**AIM:**
Below are records to repeat exactly. Omit the pictures from the copy.

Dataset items

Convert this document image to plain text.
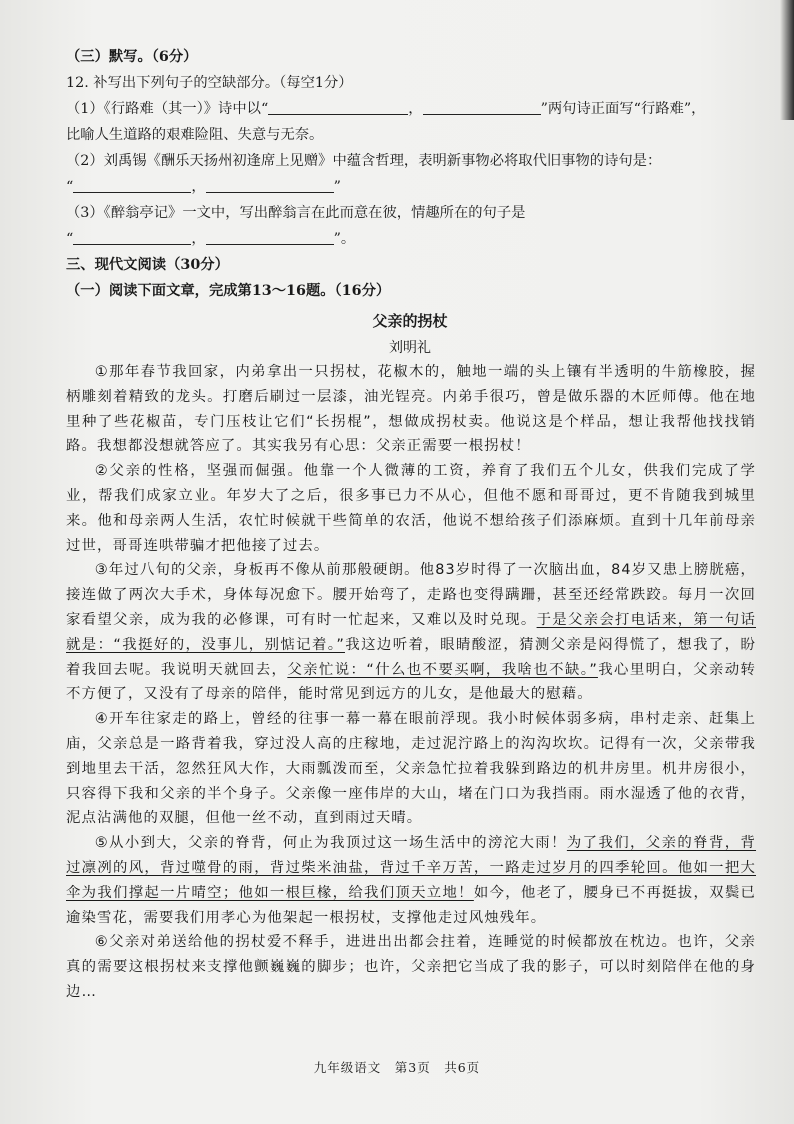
（三）默写。（6分）
12. 补写出下列句子的空缺部分。（每空1分）
（1）《行路难（其一）》诗中以“	，	”两句诗正面写“行路难”，
比喻人生道路的艰难险阻、失意与无奈。
（2）刘禹锡《酬乐天扬州初逢席上见赠》中蕴含哲理，表明新事物必将取代旧事物的诗句是：
“	，	”
（3）《醉翁亭记》一文中，写出醉翁言在此而意在彼，情趣所在的句子是
“	，	”。
三、现代文阅读（30分）
（一）阅读下面文章，完成第13～16题。（16分）
父亲的拐杖
刘明礼

①那年春节我回家，内弟拿出一只拐杖，花椒木的，触地一端的头上镶有半透明的牛筋橡胶，握柄雕刻着精致的龙头。打磨后刷过一层漆，油光锃亮。内弟手很巧，曾是做乐器的木匠师傅。他在地里种了些花椒苗，专门压枝让它们“长拐棍”，想做成拐杖卖。他说这是个样品，想让我帮他找找销路。我想都没想就答应了。其实我另有心思：父亲正需要一根拐杖！

②父亲的性格，坚强而倔强。他靠一个人微薄的工资，养育了我们五个儿女，供我们完成了学业，帮我们成家立业。年岁大了之后，很多事已力不从心，但他不愿和哥哥过，更不肯随我到城里来。他和母亲两人生活，农忙时候就干些简单的农活，他说不想给孩子们添麻烦。直到十几年前母亲过世，哥哥连哄带骗才把他接了过去。

③年过八旬的父亲，身板再不像从前那般硬朗。他83岁时得了一次脑出血，84岁又患上膀胱癌，接连做了两次大手术，身体每况愈下。腰开始弯了，走路也变得蹒跚，甚至还经常跌跤。每月一次回家看望父亲，成为我的必修课，可有时一忙起来，又难以及时兑现。于是父亲会打电话来，第一句话就是：“我挺好的，没事儿，别惦记着。”我这边听着，眼睛酸涩，猜测父亲是闷得慌了，想我了，盼着我回去呢。我说明天就回去，父亲忙说：“什么也不要买啊，我啥也不缺。”我心里明白，父亲动转不方便了，又没有了母亲的陪伴，能时常见到远方的儿女，是他最大的慰藉。

④开车往家走的路上，曾经的往事一幕一幕在眼前浮现。我小时候体弱多病，串村走亲、赶集上庙，父亲总是一路背着我，穿过没人高的庄稼地，走过泥泞路上的沟沟坎坎。记得有一次，父亲带我到地里去干活，忽然狂风大作，大雨瓢泼而至，父亲急忙拉着我躲到路边的机井房里。机井房很小，只容得下我和父亲的半个身子。父亲像一座伟岸的大山，堵在门口为我挡雨。雨水湿透了他的衣背，泥点沾满他的双腿，但他一丝不动，直到雨过天晴。

⑤从小到大，父亲的脊背，何止为我顶过这一场生活中的滂沱大雨！为了我们，父亲的脊背，背过凛冽的风，背过噬骨的雨，背过柴米油盐，背过千辛万苦，一路走过岁月的四季轮回。他如一把大伞为我们撑起一片晴空；他如一根巨椽，给我们顶天立地！如今，他老了，腰身已不再挺拔，双鬓已逾染雪花，需要我们用孝心为他架起一根拐杖，支撑他走过风烛残年。

⑥父亲对弟送给他的拐杖爱不释手，进进出出都会拄着，连睡觉的时候都放在枕边。也许，父亲真的需要这根拐杖来支撑他颤巍巍的脚步；也许，父亲把它当成了我的影子，可以时刻陪伴在他的身边…

九年级语文　第3页　共6页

**ANSWER TO THE PROBLEM:**
Convert this document image to plain text.
（三）默写。（6分）
12. 补写出下列句子的空缺部分。（每空1分）
（1）《行路难（其一）》诗中以“	，	”两句诗正面写“行路难”，
比喻人生道路的艰难险阻、失意与无奈。
（2）刘禹锡《酬乐天扬州初逢席上见赠》中蕴含哲理，表明新事物必将取代旧事物的诗句是：
“	，	”
（3）《醉翁亭记》一文中，写出醉翁言在此而意在彼，情趣所在的句子是
“	，	”。
三、现代文阅读（30分）
（一）阅读下面文章，完成第13～16题。（16分）
父亲的拐杖
刘明礼

①那年春节我回家，内弟拿出一只拐杖，花椒木的，触地一端的头上镶有半透明的牛筋橡胶，握柄雕刻着精致的龙头。打磨后刷过一层漆，油光锃亮。内弟手很巧，曾是做乐器的木匠师傅。他在地里种了些花椒苗，专门压枝让它们“长拐棍”，想做成拐杖卖。他说这是个样品，想让我帮他找找销路。我想都没想就答应了。其实我另有心思：父亲正需要一根拐杖！

②父亲的性格，坚强而倔强。他靠一个人微薄的工资，养育了我们五个儿女，供我们完成了学业，帮我们成家立业。年岁大了之后，很多事已力不从心，但他不愿和哥哥过，更不肯随我到城里来。他和母亲两人生活，农忙时候就干些简单的农活，他说不想给孩子们添麻烦。直到十几年前母亲过世，哥哥连哄带骗才把他接了过去。

③年过八旬的父亲，身板再不像从前那般硬朗。他83岁时得了一次脑出血，84岁又患上膀胱癌，接连做了两次大手术，身体每况愈下。腰开始弯了，走路也变得蹒跚，甚至还经常跌跤。每月一次回家看望父亲，成为我的必修课，可有时一忙起来，又难以及时兑现。于是父亲会打电话来，第一句话就是：“我挺好的，没事儿，别惦记着。”我这边听着，眼睛酸涩，猜测父亲是闷得慌了，想我了，盼着我回去呢。我说明天就回去，父亲忙说：“什么也不要买啊，我啥也不缺。”我心里明白，父亲动转不方便了，又没有了母亲的陪伴，能时常见到远方的儿女，是他最大的慰藉。

④开车往家走的路上，曾经的往事一幕一幕在眼前浮现。我小时候体弱多病，串村走亲、赶集上庙，父亲总是一路背着我，穿过没人高的庄稼地，走过泥泞路上的沟沟坎坎。记得有一次，父亲带我到地里去干活，忽然狂风大作，大雨瓢泼而至，父亲急忙拉着我躲到路边的机井房里。机井房很小，只容得下我和父亲的半个身子。父亲像一座伟岸的大山，堵在门口为我挡雨。雨水湿透了他的衣背，泥点沾满他的双腿，但他一丝不动，直到雨过天晴。

⑤从小到大，父亲的脊背，何止为我顶过这一场生活中的滂沱大雨！为了我们，父亲的脊背，背过凛冽的风，背过噬骨的雨，背过柴米油盐，背过千辛万苦，一路走过岁月的四季轮回。他如一把大伞为我们撑起一片晴空；他如一根巨椽，给我们顶天立地！如今，他老了，腰身已不再挺拔，双鬓已逾染雪花，需要我们用孝心为他架起一根拐杖，支撑他走过风烛残年。

⑥父亲对弟送给他的拐杖爱不释手，进进出出都会拄着，连睡觉的时候都放在枕边。也许，父亲真的需要这根拐杖来支撑他颤巍巍的脚步；也许，父亲把它当成了我的影子，可以时刻陪伴在他的身边…

九年级语文　第3页　共6页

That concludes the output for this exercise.